[Chart and figure data]

☆ ☆ ☆ ☆ ☆ ☆ ☆

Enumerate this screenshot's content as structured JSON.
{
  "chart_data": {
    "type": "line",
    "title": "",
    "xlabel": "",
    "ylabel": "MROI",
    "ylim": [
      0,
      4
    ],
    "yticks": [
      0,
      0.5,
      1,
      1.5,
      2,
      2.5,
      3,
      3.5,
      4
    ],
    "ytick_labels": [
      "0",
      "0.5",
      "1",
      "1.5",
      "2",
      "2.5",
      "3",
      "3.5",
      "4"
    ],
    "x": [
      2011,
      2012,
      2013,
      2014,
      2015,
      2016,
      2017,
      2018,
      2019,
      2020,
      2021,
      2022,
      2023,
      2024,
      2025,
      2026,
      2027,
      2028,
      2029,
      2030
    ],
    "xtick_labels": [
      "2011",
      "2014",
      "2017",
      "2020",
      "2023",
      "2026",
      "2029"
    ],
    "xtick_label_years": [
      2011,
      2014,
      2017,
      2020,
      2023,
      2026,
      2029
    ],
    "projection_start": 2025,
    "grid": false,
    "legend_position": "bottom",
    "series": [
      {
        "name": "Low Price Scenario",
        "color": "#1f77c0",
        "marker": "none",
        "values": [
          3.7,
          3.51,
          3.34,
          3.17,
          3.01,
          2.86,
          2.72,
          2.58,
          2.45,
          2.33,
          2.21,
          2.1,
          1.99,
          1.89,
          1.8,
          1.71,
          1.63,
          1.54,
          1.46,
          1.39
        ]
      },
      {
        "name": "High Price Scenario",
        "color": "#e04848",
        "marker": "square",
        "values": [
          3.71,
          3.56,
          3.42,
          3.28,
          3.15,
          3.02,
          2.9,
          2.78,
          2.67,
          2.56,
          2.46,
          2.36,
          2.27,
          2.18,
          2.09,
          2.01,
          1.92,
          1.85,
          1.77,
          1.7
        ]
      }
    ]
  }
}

☆ ☆ ☆ ☆ ☆ ☆ ☆

[Exercise] Extract, word for word, each line of the listing above.

[Task result]
Enumerate this screenshot's content as structured JSON.
{
  "chart_data": {
    "type": "line",
    "title": "",
    "xlabel": "",
    "ylabel": "MROI",
    "ylim": [
      0,
      4
    ],
    "yticks": [
      0,
      0.5,
      1,
      1.5,
      2,
      2.5,
      3,
      3.5,
      4
    ],
    "ytick_labels": [
      "0",
      "0.5",
      "1",
      "1.5",
      "2",
      "2.5",
      "3",
      "3.5",
      "4"
    ],
    "x": [
      2011,
      2012,
      2013,
      2014,
      2015,
      2016,
      2017,
      2018,
      2019,
      2020,
      2021,
      2022,
      2023,
      2024,
      2025,
      2026,
      2027,
      2028,
      2029,
      2030
    ],
    "xtick_labels": [
      "2011",
      "2014",
      "2017",
      "2020",
      "2023",
      "2026",
      "2029"
    ],
    "xtick_label_years": [
      2011,
      2014,
      2017,
      2020,
      2023,
      2026,
      2029
    ],
    "projection_start": 2025,
    "grid": false,
    "legend_position": "bottom",
    "series": [
      {
        "name": "Low Price Scenario",
        "color": "#1f77c0",
        "marker": "none",
        "values": [
          3.7,
          3.51,
          3.34,
          3.17,
          3.01,
          2.86,
          2.72,
          2.58,
          2.45,
          2.33,
          2.21,
          2.1,
          1.99,
          1.89,
          1.8,
          1.71,
          1.63,
          1.54,
          1.46,
          1.39
        ]
      },
      {
        "name": "High Price Scenario",
        "color": "#e04848",
        "marker": "square",
        "values": [
          3.71,
          3.56,
          3.42,
          3.28,
          3.15,
          3.02,
          2.9,
          2.78,
          2.67,
          2.56,
          2.46,
          2.36,
          2.27,
          2.18,
          2.09,
          2.01,
          1.92,
          1.85,
          1.77,
          1.7
        ]
      }
    ]
  }
}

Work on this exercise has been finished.